:: Written exercise ::
Extract all lines in the data that contain the word "title".

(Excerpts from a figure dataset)
━━━━━━━━━━━━━━━━
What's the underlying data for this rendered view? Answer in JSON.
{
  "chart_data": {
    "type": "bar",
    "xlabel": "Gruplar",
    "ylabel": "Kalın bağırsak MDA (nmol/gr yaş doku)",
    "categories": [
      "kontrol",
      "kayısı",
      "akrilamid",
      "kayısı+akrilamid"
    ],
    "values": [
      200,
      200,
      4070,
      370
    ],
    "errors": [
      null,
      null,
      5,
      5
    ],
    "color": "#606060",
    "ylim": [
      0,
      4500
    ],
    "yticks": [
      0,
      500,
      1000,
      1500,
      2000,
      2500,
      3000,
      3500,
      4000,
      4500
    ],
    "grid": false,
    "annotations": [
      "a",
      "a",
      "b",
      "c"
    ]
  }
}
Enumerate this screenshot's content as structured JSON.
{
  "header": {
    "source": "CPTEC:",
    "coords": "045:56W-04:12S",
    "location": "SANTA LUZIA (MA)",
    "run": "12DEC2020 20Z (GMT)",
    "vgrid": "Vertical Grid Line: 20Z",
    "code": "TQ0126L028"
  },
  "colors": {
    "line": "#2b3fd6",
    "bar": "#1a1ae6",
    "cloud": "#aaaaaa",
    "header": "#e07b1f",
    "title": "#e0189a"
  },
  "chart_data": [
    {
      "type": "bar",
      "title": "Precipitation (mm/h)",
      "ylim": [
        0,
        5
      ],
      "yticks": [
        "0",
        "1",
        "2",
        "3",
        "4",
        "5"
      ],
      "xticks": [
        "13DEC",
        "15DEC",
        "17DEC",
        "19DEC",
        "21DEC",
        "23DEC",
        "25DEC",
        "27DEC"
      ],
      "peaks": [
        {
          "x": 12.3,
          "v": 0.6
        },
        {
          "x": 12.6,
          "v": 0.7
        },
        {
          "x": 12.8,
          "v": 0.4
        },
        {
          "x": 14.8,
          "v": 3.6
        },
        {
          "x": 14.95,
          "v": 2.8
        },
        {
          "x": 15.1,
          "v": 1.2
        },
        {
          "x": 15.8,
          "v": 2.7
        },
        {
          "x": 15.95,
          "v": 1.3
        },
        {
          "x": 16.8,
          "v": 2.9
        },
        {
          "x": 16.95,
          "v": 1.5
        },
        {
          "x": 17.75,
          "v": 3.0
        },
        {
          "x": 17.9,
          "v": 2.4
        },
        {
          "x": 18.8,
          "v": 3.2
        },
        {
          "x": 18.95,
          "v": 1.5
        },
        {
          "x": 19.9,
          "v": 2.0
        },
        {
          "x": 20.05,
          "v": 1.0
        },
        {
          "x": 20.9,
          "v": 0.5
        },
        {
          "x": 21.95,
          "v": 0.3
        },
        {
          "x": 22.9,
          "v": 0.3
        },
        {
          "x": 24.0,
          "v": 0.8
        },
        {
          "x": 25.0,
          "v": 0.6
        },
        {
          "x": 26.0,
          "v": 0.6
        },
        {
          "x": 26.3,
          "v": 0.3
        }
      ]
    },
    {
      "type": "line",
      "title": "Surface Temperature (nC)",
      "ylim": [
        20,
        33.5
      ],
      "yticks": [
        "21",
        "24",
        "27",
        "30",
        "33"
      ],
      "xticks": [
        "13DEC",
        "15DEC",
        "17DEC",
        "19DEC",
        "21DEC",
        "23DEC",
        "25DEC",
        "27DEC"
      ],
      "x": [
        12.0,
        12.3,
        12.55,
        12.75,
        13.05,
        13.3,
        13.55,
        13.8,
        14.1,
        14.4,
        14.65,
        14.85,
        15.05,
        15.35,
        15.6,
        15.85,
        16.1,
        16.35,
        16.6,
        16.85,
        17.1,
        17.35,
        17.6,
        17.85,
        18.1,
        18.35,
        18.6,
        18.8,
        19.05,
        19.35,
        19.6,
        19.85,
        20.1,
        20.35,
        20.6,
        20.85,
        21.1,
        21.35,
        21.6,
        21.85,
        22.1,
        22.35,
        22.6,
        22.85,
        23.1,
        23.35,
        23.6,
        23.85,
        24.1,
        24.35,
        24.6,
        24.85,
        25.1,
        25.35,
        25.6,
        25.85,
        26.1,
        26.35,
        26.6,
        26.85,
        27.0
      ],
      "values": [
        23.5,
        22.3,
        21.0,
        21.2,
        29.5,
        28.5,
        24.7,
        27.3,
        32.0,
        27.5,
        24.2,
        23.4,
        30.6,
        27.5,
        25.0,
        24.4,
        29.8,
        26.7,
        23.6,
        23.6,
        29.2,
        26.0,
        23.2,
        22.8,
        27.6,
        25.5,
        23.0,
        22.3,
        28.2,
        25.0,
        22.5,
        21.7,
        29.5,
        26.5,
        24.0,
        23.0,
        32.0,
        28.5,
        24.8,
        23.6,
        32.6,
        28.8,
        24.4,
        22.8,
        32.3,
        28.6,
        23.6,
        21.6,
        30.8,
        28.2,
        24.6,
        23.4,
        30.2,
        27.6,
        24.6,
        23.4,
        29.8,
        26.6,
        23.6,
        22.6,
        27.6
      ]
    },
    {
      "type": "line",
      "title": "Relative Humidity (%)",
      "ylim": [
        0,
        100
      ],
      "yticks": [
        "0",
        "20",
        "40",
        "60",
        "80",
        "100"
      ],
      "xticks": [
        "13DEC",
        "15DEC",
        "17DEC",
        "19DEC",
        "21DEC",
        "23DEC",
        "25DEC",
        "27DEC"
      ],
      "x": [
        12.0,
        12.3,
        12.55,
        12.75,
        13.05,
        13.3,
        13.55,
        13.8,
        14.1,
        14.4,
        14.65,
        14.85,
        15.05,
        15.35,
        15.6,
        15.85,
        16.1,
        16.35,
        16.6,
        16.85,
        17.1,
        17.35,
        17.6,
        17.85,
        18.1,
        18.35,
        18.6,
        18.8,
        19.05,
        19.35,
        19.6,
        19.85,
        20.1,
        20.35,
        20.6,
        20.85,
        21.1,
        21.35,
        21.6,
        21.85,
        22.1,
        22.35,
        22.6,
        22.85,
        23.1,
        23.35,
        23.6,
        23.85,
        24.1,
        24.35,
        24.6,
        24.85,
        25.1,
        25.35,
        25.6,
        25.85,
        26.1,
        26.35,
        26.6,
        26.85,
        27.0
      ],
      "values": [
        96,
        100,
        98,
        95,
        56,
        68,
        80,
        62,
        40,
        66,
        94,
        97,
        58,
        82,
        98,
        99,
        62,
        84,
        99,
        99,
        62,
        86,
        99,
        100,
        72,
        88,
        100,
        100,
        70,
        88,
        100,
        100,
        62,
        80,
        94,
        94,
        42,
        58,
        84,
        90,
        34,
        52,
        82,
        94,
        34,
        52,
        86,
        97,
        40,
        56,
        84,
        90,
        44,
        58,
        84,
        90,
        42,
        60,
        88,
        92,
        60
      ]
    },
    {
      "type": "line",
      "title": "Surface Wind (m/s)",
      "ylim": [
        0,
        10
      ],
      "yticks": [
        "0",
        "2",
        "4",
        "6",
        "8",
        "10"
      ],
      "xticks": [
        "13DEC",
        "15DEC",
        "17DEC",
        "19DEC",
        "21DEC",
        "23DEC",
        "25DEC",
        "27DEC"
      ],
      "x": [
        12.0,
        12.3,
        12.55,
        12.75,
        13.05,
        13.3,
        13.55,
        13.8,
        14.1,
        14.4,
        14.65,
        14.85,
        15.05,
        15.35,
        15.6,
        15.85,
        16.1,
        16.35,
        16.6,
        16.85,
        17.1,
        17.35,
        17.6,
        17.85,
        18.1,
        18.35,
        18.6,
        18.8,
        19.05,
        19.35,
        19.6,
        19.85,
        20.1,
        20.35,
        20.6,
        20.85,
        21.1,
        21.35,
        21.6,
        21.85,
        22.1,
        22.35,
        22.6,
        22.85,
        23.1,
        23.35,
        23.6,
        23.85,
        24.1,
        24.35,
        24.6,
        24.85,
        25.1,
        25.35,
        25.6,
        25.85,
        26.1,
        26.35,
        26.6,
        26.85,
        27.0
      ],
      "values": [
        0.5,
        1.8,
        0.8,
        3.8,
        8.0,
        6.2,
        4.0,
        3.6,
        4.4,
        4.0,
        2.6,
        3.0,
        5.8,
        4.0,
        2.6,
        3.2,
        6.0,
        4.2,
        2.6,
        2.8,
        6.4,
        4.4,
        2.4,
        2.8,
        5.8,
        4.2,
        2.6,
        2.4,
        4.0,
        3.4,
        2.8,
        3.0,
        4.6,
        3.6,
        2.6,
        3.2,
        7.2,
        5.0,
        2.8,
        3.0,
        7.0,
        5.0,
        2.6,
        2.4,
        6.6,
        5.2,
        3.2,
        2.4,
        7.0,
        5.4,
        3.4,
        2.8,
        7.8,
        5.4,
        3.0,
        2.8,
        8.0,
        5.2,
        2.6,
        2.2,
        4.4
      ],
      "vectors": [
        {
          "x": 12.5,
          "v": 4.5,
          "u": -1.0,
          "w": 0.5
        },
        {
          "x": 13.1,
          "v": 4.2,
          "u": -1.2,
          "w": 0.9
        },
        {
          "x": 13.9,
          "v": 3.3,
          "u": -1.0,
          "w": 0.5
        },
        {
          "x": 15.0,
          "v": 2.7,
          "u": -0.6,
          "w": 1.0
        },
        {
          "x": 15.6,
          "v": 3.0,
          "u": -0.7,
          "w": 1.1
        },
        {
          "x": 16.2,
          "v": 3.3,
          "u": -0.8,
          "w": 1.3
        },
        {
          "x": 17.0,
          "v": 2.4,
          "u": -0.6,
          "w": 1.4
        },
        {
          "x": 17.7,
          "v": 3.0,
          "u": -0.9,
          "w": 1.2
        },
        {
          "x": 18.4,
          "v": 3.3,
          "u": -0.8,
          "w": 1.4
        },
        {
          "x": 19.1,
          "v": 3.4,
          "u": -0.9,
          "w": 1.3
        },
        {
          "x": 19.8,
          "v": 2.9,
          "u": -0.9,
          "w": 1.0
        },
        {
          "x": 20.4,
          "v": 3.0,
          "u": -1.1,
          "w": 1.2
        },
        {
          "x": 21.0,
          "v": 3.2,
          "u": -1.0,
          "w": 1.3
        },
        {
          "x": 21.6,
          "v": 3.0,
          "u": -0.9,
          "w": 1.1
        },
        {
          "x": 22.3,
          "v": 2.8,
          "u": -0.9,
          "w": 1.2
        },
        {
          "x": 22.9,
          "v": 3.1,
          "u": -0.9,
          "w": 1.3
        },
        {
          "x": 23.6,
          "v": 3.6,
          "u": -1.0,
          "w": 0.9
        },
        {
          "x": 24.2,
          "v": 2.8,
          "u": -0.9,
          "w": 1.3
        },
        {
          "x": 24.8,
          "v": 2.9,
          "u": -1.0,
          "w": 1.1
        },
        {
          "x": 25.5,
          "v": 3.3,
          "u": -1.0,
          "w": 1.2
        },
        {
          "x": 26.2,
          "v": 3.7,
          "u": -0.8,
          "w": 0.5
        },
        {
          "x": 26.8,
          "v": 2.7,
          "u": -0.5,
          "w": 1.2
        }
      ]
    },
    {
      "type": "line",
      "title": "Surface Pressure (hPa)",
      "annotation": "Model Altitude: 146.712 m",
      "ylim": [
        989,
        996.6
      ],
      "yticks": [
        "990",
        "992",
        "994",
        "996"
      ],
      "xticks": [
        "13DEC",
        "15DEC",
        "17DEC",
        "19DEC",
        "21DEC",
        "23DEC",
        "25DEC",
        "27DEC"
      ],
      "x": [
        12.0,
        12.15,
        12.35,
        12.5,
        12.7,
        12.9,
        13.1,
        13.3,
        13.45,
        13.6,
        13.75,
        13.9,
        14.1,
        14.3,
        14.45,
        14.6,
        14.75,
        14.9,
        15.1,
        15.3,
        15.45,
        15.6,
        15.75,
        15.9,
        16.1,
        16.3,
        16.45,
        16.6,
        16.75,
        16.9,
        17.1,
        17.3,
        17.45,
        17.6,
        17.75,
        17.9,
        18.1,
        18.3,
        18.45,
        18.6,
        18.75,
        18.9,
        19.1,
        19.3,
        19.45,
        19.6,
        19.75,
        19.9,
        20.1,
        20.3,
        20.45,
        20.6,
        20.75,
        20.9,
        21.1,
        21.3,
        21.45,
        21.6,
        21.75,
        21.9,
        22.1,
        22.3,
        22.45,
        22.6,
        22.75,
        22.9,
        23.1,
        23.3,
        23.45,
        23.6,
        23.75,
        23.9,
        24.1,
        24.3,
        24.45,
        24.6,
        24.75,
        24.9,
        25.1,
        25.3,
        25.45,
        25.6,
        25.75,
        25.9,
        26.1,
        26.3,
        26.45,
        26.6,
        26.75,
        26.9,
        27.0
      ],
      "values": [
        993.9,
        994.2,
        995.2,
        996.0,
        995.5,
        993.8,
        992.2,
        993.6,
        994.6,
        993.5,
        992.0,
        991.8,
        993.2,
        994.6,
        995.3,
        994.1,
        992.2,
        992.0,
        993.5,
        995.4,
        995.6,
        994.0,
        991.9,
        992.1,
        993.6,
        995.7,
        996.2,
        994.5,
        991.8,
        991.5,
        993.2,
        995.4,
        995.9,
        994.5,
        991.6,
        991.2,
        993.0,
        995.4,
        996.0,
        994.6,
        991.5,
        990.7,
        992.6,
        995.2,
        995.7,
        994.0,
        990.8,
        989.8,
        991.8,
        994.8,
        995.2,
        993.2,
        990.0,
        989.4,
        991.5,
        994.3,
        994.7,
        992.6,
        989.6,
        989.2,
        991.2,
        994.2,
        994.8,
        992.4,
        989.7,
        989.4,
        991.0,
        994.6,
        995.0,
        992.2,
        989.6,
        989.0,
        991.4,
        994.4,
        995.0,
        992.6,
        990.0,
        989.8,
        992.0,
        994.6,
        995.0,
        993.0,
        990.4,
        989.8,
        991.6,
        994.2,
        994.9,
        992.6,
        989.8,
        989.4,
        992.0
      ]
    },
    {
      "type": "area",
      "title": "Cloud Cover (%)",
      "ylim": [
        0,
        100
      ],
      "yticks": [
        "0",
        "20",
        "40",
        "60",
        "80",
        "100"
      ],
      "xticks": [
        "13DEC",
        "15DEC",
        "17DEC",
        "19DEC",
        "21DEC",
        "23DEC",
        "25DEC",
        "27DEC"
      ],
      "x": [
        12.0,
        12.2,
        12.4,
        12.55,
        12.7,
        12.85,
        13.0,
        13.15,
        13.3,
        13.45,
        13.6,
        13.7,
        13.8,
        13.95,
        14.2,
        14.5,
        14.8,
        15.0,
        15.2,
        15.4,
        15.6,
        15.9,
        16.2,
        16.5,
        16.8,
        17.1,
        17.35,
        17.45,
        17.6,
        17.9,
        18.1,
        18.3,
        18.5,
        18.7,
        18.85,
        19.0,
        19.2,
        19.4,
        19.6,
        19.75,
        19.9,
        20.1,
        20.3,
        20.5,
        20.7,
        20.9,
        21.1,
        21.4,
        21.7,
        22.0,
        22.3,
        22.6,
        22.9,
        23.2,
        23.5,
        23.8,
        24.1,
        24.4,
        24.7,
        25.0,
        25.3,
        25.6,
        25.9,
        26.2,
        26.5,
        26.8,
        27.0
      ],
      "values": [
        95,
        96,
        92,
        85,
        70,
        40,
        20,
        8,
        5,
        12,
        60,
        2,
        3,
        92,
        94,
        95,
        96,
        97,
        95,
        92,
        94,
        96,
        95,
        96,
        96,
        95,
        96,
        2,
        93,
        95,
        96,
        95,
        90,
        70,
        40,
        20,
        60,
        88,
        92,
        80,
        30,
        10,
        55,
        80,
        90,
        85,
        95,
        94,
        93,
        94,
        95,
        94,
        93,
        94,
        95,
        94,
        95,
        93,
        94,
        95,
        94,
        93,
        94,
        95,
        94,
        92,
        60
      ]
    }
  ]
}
━━━━━━━━━━━━━━━━
:: Response for this exercise ::
    "title": "#e0189a"
      "title": "Precipitation (mm/h)",
      "title": "Surface Temperature (nC)",
      "title": "Relative Humidity (%)",
      "title": "Surface Wind (m/s)",
      "title": "Surface Pressure (hPa)",
      "title": "Cloud Cover (%)",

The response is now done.